>>>>

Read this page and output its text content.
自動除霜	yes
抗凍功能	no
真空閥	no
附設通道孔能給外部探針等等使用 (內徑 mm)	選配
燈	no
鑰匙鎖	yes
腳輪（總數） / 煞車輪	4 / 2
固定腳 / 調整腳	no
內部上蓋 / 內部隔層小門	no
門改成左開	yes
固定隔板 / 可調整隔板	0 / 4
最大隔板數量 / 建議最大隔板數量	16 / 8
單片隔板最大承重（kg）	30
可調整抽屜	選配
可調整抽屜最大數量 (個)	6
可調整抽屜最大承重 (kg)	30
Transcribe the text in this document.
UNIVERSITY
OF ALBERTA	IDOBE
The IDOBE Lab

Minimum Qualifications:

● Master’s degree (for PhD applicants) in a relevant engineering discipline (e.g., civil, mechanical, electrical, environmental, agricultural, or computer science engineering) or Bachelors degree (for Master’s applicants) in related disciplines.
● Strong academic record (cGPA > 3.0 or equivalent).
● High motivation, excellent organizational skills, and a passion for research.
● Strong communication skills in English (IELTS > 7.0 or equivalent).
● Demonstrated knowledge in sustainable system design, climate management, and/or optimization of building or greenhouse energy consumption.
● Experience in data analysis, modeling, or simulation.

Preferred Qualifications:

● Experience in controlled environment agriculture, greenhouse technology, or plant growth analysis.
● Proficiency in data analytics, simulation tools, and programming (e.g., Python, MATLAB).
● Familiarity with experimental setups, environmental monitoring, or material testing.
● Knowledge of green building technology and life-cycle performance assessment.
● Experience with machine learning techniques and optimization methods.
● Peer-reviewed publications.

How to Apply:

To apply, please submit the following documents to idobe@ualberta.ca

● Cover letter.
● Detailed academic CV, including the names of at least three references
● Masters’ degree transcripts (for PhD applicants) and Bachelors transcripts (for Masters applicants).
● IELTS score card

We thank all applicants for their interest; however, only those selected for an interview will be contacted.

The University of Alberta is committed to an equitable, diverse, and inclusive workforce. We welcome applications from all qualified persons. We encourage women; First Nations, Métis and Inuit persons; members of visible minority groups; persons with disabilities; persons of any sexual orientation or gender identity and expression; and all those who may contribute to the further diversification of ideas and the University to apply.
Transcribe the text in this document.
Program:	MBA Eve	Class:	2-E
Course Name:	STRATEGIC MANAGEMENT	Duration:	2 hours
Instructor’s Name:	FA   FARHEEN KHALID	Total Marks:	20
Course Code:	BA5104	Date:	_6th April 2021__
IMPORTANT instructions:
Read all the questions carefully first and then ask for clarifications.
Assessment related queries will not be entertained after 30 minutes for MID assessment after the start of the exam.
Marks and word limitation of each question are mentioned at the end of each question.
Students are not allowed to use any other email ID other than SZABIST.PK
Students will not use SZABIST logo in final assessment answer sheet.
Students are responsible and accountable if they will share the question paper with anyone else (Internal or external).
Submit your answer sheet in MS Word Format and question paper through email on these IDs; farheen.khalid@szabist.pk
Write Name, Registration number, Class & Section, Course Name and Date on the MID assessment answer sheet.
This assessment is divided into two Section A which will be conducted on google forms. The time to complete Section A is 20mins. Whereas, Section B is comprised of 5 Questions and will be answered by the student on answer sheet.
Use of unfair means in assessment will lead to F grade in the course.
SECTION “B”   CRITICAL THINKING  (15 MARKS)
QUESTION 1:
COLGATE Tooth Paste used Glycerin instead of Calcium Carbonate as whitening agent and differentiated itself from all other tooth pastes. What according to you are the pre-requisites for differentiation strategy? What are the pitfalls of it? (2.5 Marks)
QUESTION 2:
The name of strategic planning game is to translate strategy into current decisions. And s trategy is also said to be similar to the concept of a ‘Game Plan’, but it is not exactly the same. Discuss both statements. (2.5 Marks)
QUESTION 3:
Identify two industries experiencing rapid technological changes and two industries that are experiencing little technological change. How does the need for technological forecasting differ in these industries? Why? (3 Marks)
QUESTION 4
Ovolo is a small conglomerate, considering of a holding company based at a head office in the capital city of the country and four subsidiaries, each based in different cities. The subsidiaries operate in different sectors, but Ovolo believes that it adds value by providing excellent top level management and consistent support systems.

<<<<

• _To do_: From the data, pick out every line that includes "Strong".

• _Solution_:
● Strong academic record (cGPA > 3.0 or equivalent).
● Strong communication skills in English (IELTS > 7.0 or equivalent).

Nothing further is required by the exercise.